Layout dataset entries
::::::::

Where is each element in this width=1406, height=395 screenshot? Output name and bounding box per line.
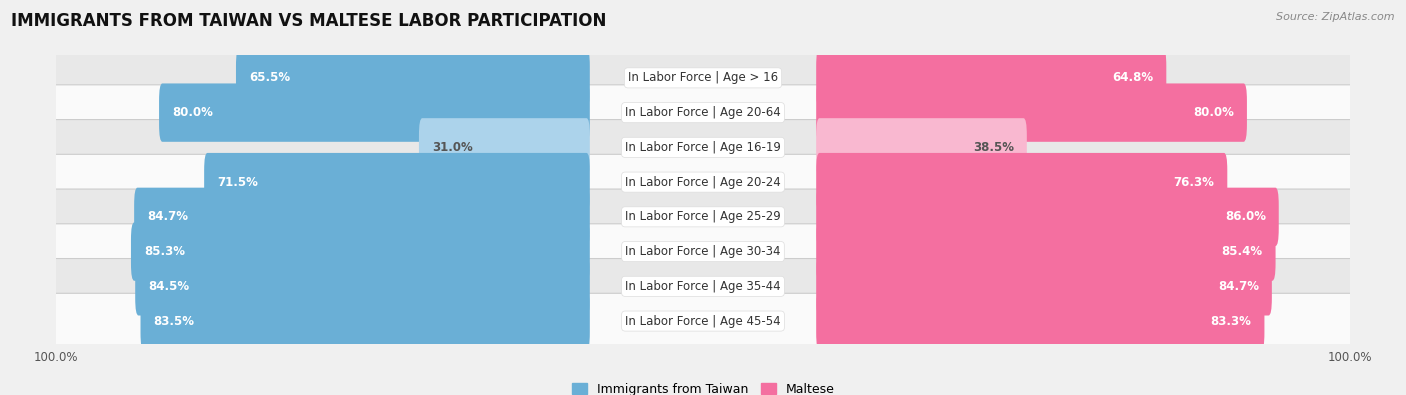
FancyBboxPatch shape xyxy=(815,49,1167,107)
FancyBboxPatch shape xyxy=(51,259,1355,314)
FancyBboxPatch shape xyxy=(51,293,1355,349)
FancyBboxPatch shape xyxy=(134,188,591,246)
Text: Source: ZipAtlas.com: Source: ZipAtlas.com xyxy=(1277,12,1395,22)
FancyBboxPatch shape xyxy=(815,188,1278,246)
Text: 83.5%: 83.5% xyxy=(153,314,194,327)
Text: In Labor Force | Age 20-64: In Labor Force | Age 20-64 xyxy=(626,106,780,119)
Text: 64.8%: 64.8% xyxy=(1112,71,1153,85)
FancyBboxPatch shape xyxy=(51,154,1355,210)
Text: In Labor Force | Age 16-19: In Labor Force | Age 16-19 xyxy=(626,141,780,154)
Text: 83.3%: 83.3% xyxy=(1211,314,1251,327)
Text: In Labor Force | Age 35-44: In Labor Force | Age 35-44 xyxy=(626,280,780,293)
FancyBboxPatch shape xyxy=(236,49,591,107)
Text: 71.5%: 71.5% xyxy=(217,176,257,188)
Text: 80.0%: 80.0% xyxy=(172,106,212,119)
Text: In Labor Force | Age 20-24: In Labor Force | Age 20-24 xyxy=(626,176,780,188)
Text: 85.3%: 85.3% xyxy=(143,245,186,258)
FancyBboxPatch shape xyxy=(51,224,1355,279)
FancyBboxPatch shape xyxy=(419,118,591,177)
Text: 84.7%: 84.7% xyxy=(148,211,188,223)
Text: 84.7%: 84.7% xyxy=(1218,280,1258,293)
Text: In Labor Force | Age 45-54: In Labor Force | Age 45-54 xyxy=(626,314,780,327)
FancyBboxPatch shape xyxy=(51,189,1355,245)
FancyBboxPatch shape xyxy=(815,257,1272,316)
FancyBboxPatch shape xyxy=(135,257,591,316)
Text: In Labor Force | Age > 16: In Labor Force | Age > 16 xyxy=(628,71,778,85)
Text: 38.5%: 38.5% xyxy=(973,141,1014,154)
Text: 31.0%: 31.0% xyxy=(432,141,472,154)
FancyBboxPatch shape xyxy=(815,222,1275,281)
FancyBboxPatch shape xyxy=(204,153,591,211)
FancyBboxPatch shape xyxy=(815,118,1026,177)
Text: 80.0%: 80.0% xyxy=(1194,106,1234,119)
FancyBboxPatch shape xyxy=(159,83,591,142)
FancyBboxPatch shape xyxy=(815,153,1227,211)
FancyBboxPatch shape xyxy=(815,83,1247,142)
FancyBboxPatch shape xyxy=(141,292,591,350)
Text: 84.5%: 84.5% xyxy=(148,280,190,293)
Text: 65.5%: 65.5% xyxy=(249,71,290,85)
FancyBboxPatch shape xyxy=(51,120,1355,175)
Text: 86.0%: 86.0% xyxy=(1225,211,1265,223)
Text: IMMIGRANTS FROM TAIWAN VS MALTESE LABOR PARTICIPATION: IMMIGRANTS FROM TAIWAN VS MALTESE LABOR … xyxy=(11,12,606,30)
FancyBboxPatch shape xyxy=(131,222,591,281)
Text: In Labor Force | Age 30-34: In Labor Force | Age 30-34 xyxy=(626,245,780,258)
FancyBboxPatch shape xyxy=(815,292,1264,350)
FancyBboxPatch shape xyxy=(51,85,1355,140)
Text: In Labor Force | Age 25-29: In Labor Force | Age 25-29 xyxy=(626,211,780,223)
Text: 85.4%: 85.4% xyxy=(1222,245,1263,258)
Legend: Immigrants from Taiwan, Maltese: Immigrants from Taiwan, Maltese xyxy=(567,378,839,395)
Text: 76.3%: 76.3% xyxy=(1174,176,1215,188)
FancyBboxPatch shape xyxy=(51,50,1355,106)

::::::::

**Exercise description:** Extract every line of the data above that contains the word "Force", matching its capitalization.

**Reply to the task:**
Text: In Labor Force | Age 20-64: In Labor Force | Age 20-64 xyxy=(626,106,780,119)
Text: In Labor Force | Age 16-19: In Labor Force | Age 16-19 xyxy=(626,141,780,154)
Text: In Labor Force | Age 35-44: In Labor Force | Age 35-44 xyxy=(626,280,780,293)
Text: In Labor Force | Age 20-24: In Labor Force | Age 20-24 xyxy=(626,176,780,188)
Text: In Labor Force | Age 45-54: In Labor Force | Age 45-54 xyxy=(626,314,780,327)
Text: In Labor Force | Age > 16: In Labor Force | Age > 16 xyxy=(628,71,778,85)
Text: In Labor Force | Age 30-34: In Labor Force | Age 30-34 xyxy=(626,245,780,258)
Text: In Labor Force | Age 25-29: In Labor Force | Age 25-29 xyxy=(626,211,780,223)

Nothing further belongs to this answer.